Short exercise ▸
Scan the listing below and copy every line holding "Heat".

Exercise input ▸
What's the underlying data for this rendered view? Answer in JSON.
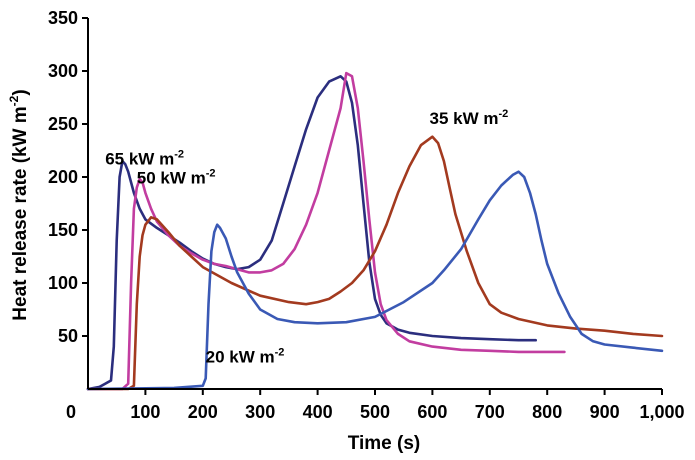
{
  "chart_data": {
    "type": "line",
    "title": "",
    "xlabel": "Time (s)",
    "ylabel": "Heat release rate (kW m-2)",
    "ylabel_main": "Heat release rate (kW m",
    "ylabel_sup": "-2",
    "ylabel_close": ")",
    "xlim": [
      0,
      1000
    ],
    "ylim": [
      0,
      350
    ],
    "x_ticks": [
      {
        "value": 0,
        "label": "0"
      },
      {
        "value": 100,
        "label": "100"
      },
      {
        "value": 200,
        "label": "200"
      },
      {
        "value": 300,
        "label": "300"
      },
      {
        "value": 400,
        "label": "400"
      },
      {
        "value": 500,
        "label": "500"
      },
      {
        "value": 600,
        "label": "600"
      },
      {
        "value": 700,
        "label": "700"
      },
      {
        "value": 800,
        "label": "800"
      },
      {
        "value": 900,
        "label": "900"
      },
      {
        "value": 1000,
        "label": "1,000"
      }
    ],
    "y_ticks": [
      {
        "value": 50,
        "label": "50"
      },
      {
        "value": 100,
        "label": "100"
      },
      {
        "value": 150,
        "label": "150"
      },
      {
        "value": 200,
        "label": "200"
      },
      {
        "value": 250,
        "label": "250"
      },
      {
        "value": 300,
        "label": "300"
      },
      {
        "value": 350,
        "label": "350"
      }
    ],
    "grid": false,
    "legend": "none",
    "series": [
      {
        "label_main": "65 kW m",
        "label_sup": "-2",
        "label_at": [
          30,
          212
        ],
        "color": "#2b2e7e",
        "x": [
          0,
          20,
          30,
          40,
          45,
          50,
          55,
          60,
          65,
          70,
          80,
          90,
          100,
          120,
          140,
          160,
          180,
          200,
          220,
          240,
          260,
          280,
          300,
          320,
          340,
          360,
          380,
          400,
          420,
          440,
          450,
          460,
          470,
          480,
          490,
          500,
          510,
          520,
          540,
          560,
          600,
          650,
          700,
          750,
          780
        ],
        "y": [
          0,
          2,
          5,
          8,
          40,
          140,
          200,
          215,
          212,
          205,
          185,
          170,
          160,
          152,
          145,
          138,
          130,
          123,
          118,
          115,
          113,
          115,
          122,
          140,
          175,
          210,
          245,
          275,
          290,
          295,
          290,
          270,
          230,
          175,
          120,
          85,
          70,
          62,
          56,
          53,
          50,
          48,
          47,
          46,
          46
        ]
      },
      {
        "label_main": "50 kW m",
        "label_sup": "-2",
        "label_at": [
          85,
          194
        ],
        "color": "#c23da0",
        "x": [
          0,
          60,
          70,
          75,
          80,
          85,
          90,
          95,
          100,
          110,
          120,
          140,
          160,
          180,
          200,
          220,
          240,
          260,
          280,
          300,
          320,
          340,
          360,
          380,
          400,
          420,
          440,
          450,
          460,
          470,
          480,
          490,
          500,
          510,
          520,
          540,
          560,
          600,
          650,
          700,
          750,
          800,
          830
        ],
        "y": [
          0,
          0,
          5,
          100,
          170,
          190,
          198,
          195,
          185,
          170,
          158,
          145,
          135,
          128,
          122,
          118,
          116,
          113,
          110,
          110,
          112,
          118,
          132,
          155,
          185,
          225,
          265,
          298,
          295,
          265,
          215,
          160,
          110,
          80,
          65,
          52,
          45,
          40,
          37,
          36,
          35,
          35,
          35
        ]
      },
      {
        "label_main": "35 kW m",
        "label_sup": "-2",
        "label_at": [
          595,
          250
        ],
        "color": "#a33a1f",
        "x": [
          0,
          70,
          80,
          85,
          90,
          95,
          100,
          110,
          120,
          140,
          160,
          180,
          200,
          250,
          300,
          350,
          380,
          400,
          420,
          440,
          460,
          480,
          500,
          520,
          540,
          560,
          580,
          600,
          610,
          620,
          630,
          640,
          660,
          680,
          700,
          720,
          750,
          800,
          850,
          900,
          950,
          1000
        ],
        "y": [
          0,
          0,
          3,
          80,
          125,
          145,
          155,
          162,
          160,
          148,
          135,
          125,
          115,
          100,
          88,
          82,
          80,
          82,
          85,
          92,
          100,
          112,
          130,
          155,
          185,
          210,
          230,
          238,
          232,
          215,
          190,
          165,
          130,
          100,
          80,
          72,
          66,
          60,
          57,
          55,
          52,
          50
        ]
      },
      {
        "label_main": "20 kW m",
        "label_sup": "-2",
        "label_at": [
          205,
          25
        ],
        "color": "#3a59b5",
        "x": [
          0,
          150,
          200,
          205,
          210,
          215,
          220,
          225,
          230,
          240,
          250,
          260,
          280,
          300,
          330,
          360,
          400,
          450,
          500,
          550,
          600,
          620,
          650,
          680,
          700,
          720,
          740,
          750,
          760,
          770,
          780,
          790,
          800,
          820,
          840,
          860,
          880,
          900,
          950,
          1000
        ],
        "y": [
          0,
          1,
          3,
          10,
          80,
          130,
          148,
          155,
          152,
          142,
          125,
          110,
          90,
          75,
          66,
          63,
          62,
          63,
          68,
          82,
          100,
          112,
          132,
          160,
          178,
          192,
          202,
          205,
          200,
          185,
          165,
          140,
          118,
          90,
          68,
          52,
          45,
          42,
          39,
          36
        ]
      }
    ]
  }
}
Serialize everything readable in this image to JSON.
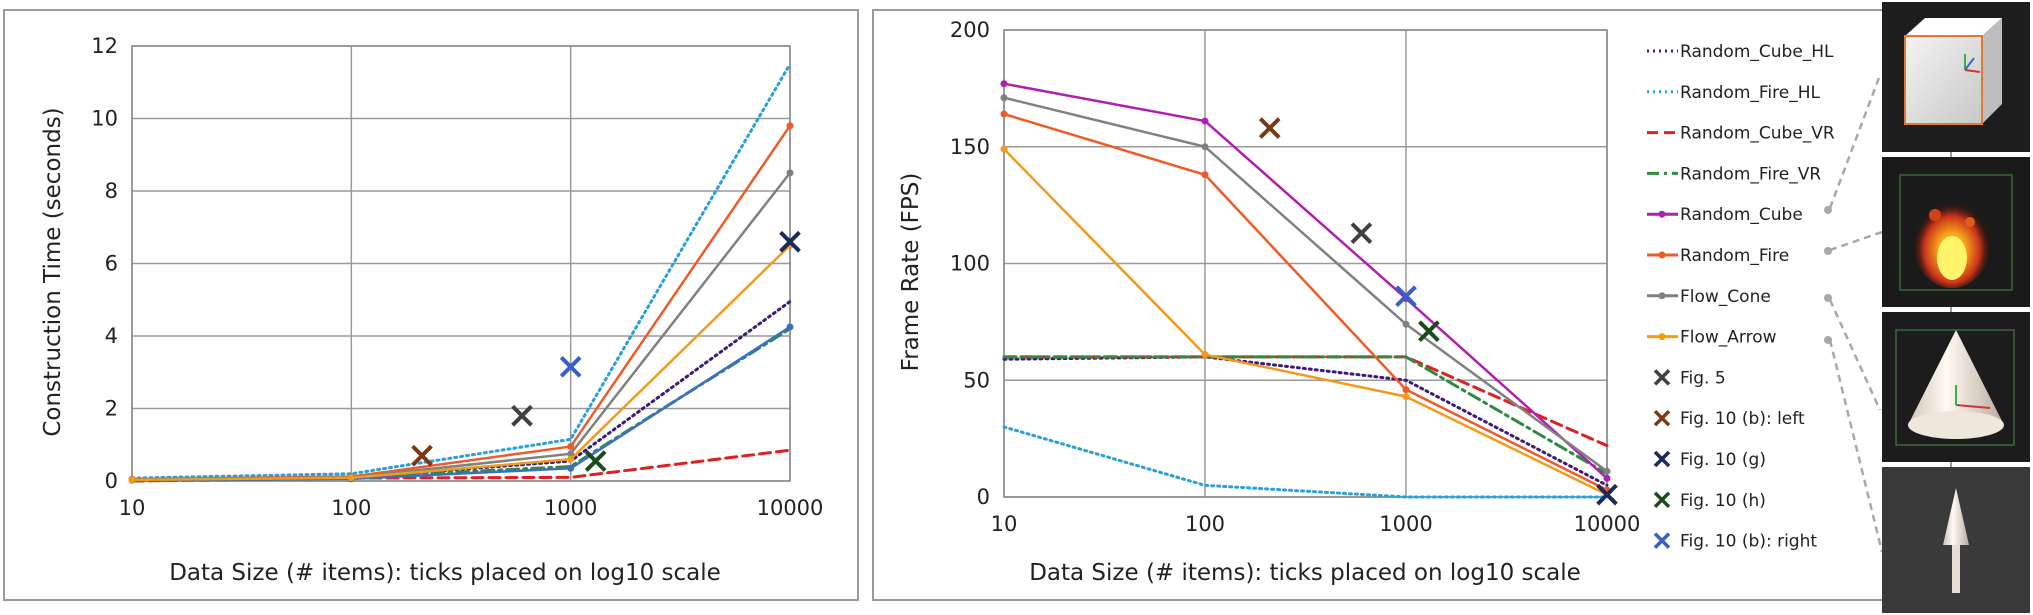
{
  "chart_data": [
    {
      "type": "line",
      "xscale": "log10",
      "x": [
        10,
        100,
        1000,
        10000
      ],
      "xticks": [
        "10",
        "100",
        "1000",
        "10000"
      ],
      "yticks": [
        "0",
        "2",
        "4",
        "6",
        "8",
        "10",
        "12"
      ],
      "ylim": [
        0,
        12
      ],
      "xlabel": "Data Size (# items): ticks placed on log10 scale",
      "ylabel": "Construction Time (seconds)",
      "grid": true,
      "series": [
        {
          "name": "Random_Cube_HL",
          "values": [
            0.05,
            0.1,
            0.55,
            4.95
          ],
          "color": "#3b1a78",
          "dash": "dotted"
        },
        {
          "name": "Random_Fire_HL",
          "values": [
            0.08,
            0.2,
            1.15,
            11.5
          ],
          "color": "#2a9fd8",
          "dash": "dotted"
        },
        {
          "name": "Random_Cube_VR",
          "values": [
            0.0,
            0.08,
            0.1,
            0.85
          ],
          "color": "#e02020",
          "dash": "dashed"
        },
        {
          "name": "Random_Fire_VR",
          "values": [
            0.0,
            0.1,
            0.4,
            4.2
          ],
          "color": "#2e8b3e",
          "dash": "dashdot"
        },
        {
          "name": "Random_Cube",
          "values": [
            0.02,
            0.06,
            0.35,
            4.25
          ],
          "color": "#3a6fc4",
          "dash": "solid"
        },
        {
          "name": "Random_Fire",
          "values": [
            0.05,
            0.12,
            0.95,
            9.8
          ],
          "color": "#f05a28",
          "dash": "solid"
        },
        {
          "name": "Flow_Cone",
          "values": [
            0.04,
            0.1,
            0.75,
            8.5
          ],
          "color": "#808080",
          "dash": "solid"
        },
        {
          "name": "Flow_Arrow",
          "values": [
            0.03,
            0.09,
            0.6,
            6.5
          ],
          "color": "#f49a1a",
          "dash": "solid"
        }
      ],
      "markers": [
        {
          "name": "Fig. 5",
          "x": 600,
          "y": 1.8,
          "color": "#404040"
        },
        {
          "name": "Fig. 10 (b): left",
          "x": 210,
          "y": 0.7,
          "color": "#7a3a10"
        },
        {
          "name": "Fig. 10 (g)",
          "x": 10000,
          "y": 6.6,
          "color": "#1a2a5a"
        },
        {
          "name": "Fig. 10 (h)",
          "x": 1300,
          "y": 0.55,
          "color": "#1c4a1c"
        },
        {
          "name": "Fig. 10 (b): right",
          "x": 1000,
          "y": 3.15,
          "color": "#3a5fc8"
        }
      ]
    },
    {
      "type": "line",
      "xscale": "log10",
      "x": [
        10,
        100,
        1000,
        10000
      ],
      "xticks": [
        "10",
        "100",
        "1000",
        "10000"
      ],
      "yticks": [
        "0",
        "50",
        "100",
        "150",
        "200"
      ],
      "ylim": [
        0,
        200
      ],
      "xlabel": "Data Size (# items): ticks placed on log10 scale",
      "ylabel": "Frame Rate (FPS)",
      "grid": true,
      "legend_position": "right",
      "series": [
        {
          "name": "Random_Cube_HL",
          "values": [
            59,
            60,
            50,
            5
          ],
          "color": "#3b1a78",
          "dash": "dotted"
        },
        {
          "name": "Random_Fire_HL",
          "values": [
            30,
            5,
            0,
            0
          ],
          "color": "#2a9fd8",
          "dash": "dotted"
        },
        {
          "name": "Random_Cube_VR",
          "values": [
            60,
            60,
            60,
            22
          ],
          "color": "#e02020",
          "dash": "dashed"
        },
        {
          "name": "Random_Fire_VR",
          "values": [
            60,
            60,
            60,
            10
          ],
          "color": "#2e8b3e",
          "dash": "dashdot"
        },
        {
          "name": "Random_Cube",
          "values": [
            177,
            161,
            85,
            8
          ],
          "color": "#b020b0",
          "dash": "solid"
        },
        {
          "name": "Random_Fire",
          "values": [
            164,
            138,
            46,
            3
          ],
          "color": "#f05a28",
          "dash": "solid"
        },
        {
          "name": "Flow_Cone",
          "values": [
            171,
            150,
            74,
            11
          ],
          "color": "#808080",
          "dash": "solid"
        },
        {
          "name": "Flow_Arrow",
          "values": [
            149,
            61,
            43,
            1
          ],
          "color": "#f49a1a",
          "dash": "solid"
        }
      ],
      "markers": [
        {
          "name": "Fig. 5",
          "x": 600,
          "y": 113,
          "color": "#404040"
        },
        {
          "name": "Fig. 10 (b): left",
          "x": 210,
          "y": 158,
          "color": "#7a3a10"
        },
        {
          "name": "Fig. 10 (g)",
          "x": 10000,
          "y": 1,
          "color": "#1a2a5a"
        },
        {
          "name": "Fig. 10 (h)",
          "x": 1300,
          "y": 71,
          "color": "#1c4a1c"
        },
        {
          "name": "Fig. 10 (b): right",
          "x": 1000,
          "y": 86,
          "color": "#3a5fc8"
        }
      ]
    }
  ],
  "thumbnails": [
    {
      "name": "cube-thumbnail",
      "links_to": "Random_Cube"
    },
    {
      "name": "fire-thumbnail",
      "links_to": "Random_Fire"
    },
    {
      "name": "cone-thumbnail",
      "links_to": "Flow_Cone"
    },
    {
      "name": "arrow-thumbnail",
      "links_to": "Flow_Arrow"
    }
  ]
}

Solution for this problem ▸
    "ylabel": "Heat release rate (kW m-2)",
    "ylabel_main": "Heat release rate (kW m",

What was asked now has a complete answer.